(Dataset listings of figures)
— START —
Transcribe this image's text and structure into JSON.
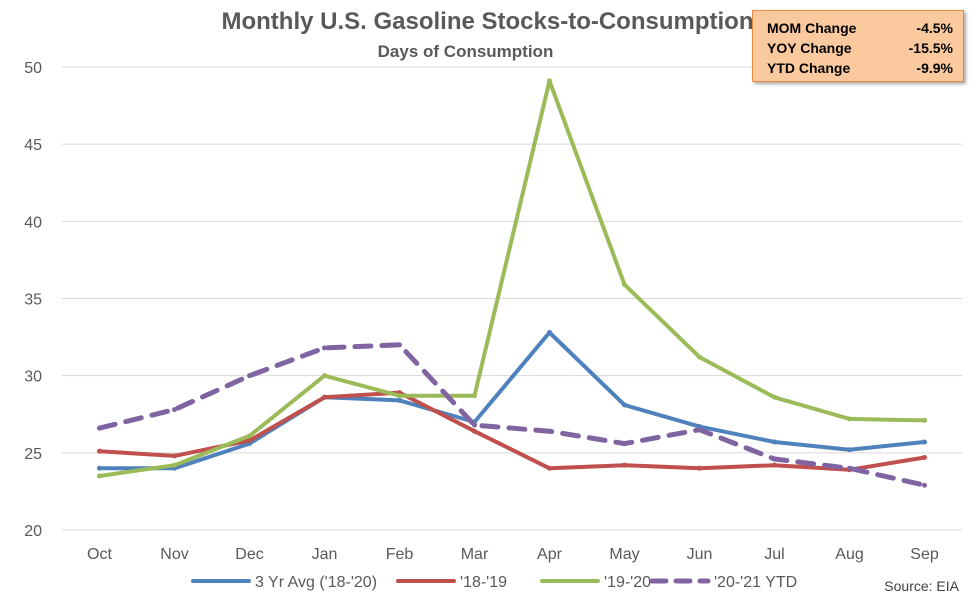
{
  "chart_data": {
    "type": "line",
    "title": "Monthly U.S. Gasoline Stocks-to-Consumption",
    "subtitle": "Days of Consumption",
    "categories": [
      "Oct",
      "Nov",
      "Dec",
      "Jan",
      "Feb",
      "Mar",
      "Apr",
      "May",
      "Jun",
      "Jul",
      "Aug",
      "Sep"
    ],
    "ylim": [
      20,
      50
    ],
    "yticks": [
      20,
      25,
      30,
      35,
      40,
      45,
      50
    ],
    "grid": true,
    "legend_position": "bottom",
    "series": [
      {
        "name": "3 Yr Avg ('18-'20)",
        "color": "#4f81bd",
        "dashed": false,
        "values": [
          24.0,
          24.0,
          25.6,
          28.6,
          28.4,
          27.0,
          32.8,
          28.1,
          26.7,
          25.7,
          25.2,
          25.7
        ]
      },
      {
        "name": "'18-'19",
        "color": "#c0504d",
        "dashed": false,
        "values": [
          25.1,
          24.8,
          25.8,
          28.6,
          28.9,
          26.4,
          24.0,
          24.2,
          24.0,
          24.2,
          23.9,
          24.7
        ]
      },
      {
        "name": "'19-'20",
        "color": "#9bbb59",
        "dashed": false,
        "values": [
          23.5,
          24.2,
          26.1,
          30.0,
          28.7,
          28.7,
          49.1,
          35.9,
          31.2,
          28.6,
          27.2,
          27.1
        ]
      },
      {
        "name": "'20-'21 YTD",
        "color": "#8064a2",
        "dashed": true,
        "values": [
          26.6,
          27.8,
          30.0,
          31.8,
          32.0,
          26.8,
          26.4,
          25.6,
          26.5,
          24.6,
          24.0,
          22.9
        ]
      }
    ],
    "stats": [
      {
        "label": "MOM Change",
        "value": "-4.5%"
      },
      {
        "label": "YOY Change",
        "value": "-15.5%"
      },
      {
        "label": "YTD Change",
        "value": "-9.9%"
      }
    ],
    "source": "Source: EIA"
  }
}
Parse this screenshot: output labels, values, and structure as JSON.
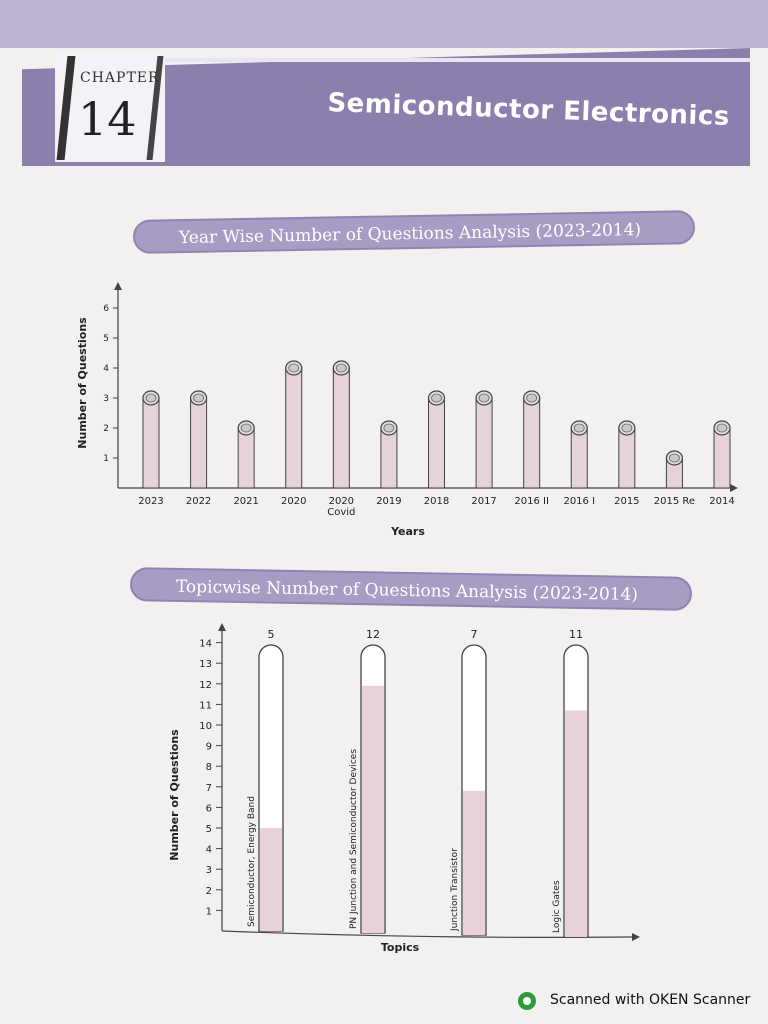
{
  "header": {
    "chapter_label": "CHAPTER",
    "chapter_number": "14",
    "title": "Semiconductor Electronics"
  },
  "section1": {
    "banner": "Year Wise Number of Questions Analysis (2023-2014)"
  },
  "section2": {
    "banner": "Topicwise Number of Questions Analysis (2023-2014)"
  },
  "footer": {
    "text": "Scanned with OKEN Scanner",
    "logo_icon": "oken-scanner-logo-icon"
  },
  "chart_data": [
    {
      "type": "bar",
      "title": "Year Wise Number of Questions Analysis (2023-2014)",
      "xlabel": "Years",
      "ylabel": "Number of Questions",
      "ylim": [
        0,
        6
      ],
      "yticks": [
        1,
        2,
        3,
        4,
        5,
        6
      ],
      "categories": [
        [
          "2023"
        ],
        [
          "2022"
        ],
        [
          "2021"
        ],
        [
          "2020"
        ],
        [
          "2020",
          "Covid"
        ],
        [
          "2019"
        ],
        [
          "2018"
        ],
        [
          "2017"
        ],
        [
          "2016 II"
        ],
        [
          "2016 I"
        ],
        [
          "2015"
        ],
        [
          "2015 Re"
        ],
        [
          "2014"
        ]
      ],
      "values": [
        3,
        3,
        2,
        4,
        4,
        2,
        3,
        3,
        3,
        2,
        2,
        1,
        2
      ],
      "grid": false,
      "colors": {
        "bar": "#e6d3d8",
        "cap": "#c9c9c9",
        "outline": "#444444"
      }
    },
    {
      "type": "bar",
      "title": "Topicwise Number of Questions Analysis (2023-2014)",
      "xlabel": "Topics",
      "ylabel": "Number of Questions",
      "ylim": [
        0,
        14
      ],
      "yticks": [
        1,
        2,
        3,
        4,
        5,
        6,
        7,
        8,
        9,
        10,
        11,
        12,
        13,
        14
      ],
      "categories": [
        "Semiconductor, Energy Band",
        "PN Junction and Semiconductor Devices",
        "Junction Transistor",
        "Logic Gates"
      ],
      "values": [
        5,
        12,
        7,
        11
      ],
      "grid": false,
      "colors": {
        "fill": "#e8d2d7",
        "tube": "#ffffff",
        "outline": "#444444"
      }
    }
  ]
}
— END —
(EXERCISE REQUIREMENTS): Copy out each line of the material that holds the word "Change".

(RESULT OF THIS EXERCISE):
        "label": "MOM Change",
        "label": "YOY Change",
        "label": "YTD Change",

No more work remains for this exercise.